▸ Input data:
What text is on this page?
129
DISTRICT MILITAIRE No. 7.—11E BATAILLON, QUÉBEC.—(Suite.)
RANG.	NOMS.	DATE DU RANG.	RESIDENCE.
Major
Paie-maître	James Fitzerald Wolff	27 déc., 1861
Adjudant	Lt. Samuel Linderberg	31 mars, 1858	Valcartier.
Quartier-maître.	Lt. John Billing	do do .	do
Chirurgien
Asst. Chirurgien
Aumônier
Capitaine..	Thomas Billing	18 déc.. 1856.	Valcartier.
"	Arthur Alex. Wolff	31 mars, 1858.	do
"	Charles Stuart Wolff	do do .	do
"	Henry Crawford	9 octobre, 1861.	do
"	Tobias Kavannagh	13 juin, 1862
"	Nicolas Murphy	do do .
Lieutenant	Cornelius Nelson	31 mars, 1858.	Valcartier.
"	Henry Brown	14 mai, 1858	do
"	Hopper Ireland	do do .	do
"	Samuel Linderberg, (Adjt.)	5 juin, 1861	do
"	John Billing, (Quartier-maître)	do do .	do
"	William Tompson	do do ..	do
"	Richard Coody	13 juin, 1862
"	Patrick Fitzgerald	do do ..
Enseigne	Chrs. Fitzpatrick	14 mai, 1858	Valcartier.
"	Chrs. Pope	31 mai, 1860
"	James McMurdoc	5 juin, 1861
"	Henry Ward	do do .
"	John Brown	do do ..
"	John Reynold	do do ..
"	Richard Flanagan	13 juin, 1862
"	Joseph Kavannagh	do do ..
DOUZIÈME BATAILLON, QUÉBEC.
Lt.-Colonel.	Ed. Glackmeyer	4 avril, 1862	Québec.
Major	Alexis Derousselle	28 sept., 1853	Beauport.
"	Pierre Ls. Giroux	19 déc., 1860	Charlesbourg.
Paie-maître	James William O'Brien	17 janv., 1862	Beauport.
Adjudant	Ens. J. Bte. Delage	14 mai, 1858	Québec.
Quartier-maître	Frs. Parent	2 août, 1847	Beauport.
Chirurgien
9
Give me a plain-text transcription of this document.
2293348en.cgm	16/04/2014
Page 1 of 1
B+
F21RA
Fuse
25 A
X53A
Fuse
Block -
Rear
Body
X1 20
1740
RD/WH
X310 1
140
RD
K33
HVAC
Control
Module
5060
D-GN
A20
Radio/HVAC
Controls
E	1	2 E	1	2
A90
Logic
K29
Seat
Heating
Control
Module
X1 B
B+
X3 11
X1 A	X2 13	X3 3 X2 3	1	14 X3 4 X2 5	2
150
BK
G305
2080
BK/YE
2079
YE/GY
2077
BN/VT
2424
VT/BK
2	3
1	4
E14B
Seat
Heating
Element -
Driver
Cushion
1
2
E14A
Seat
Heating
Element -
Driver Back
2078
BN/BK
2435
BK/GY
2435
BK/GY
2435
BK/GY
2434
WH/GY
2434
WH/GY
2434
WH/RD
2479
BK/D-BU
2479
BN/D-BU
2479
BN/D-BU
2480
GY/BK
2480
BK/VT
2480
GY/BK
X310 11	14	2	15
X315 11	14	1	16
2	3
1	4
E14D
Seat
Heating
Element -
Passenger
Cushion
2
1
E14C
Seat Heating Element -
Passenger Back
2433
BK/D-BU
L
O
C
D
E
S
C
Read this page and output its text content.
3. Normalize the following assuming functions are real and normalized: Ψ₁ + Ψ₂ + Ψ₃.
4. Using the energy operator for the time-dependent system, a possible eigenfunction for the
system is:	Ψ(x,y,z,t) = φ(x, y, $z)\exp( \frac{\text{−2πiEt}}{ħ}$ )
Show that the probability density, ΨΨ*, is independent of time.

▸ What is needed: List the lines of the material in which the word "Brown" occurs.

▸ Task response:
"	Henry Brown	14 mai, 1858	do
"	John Brown	do do ..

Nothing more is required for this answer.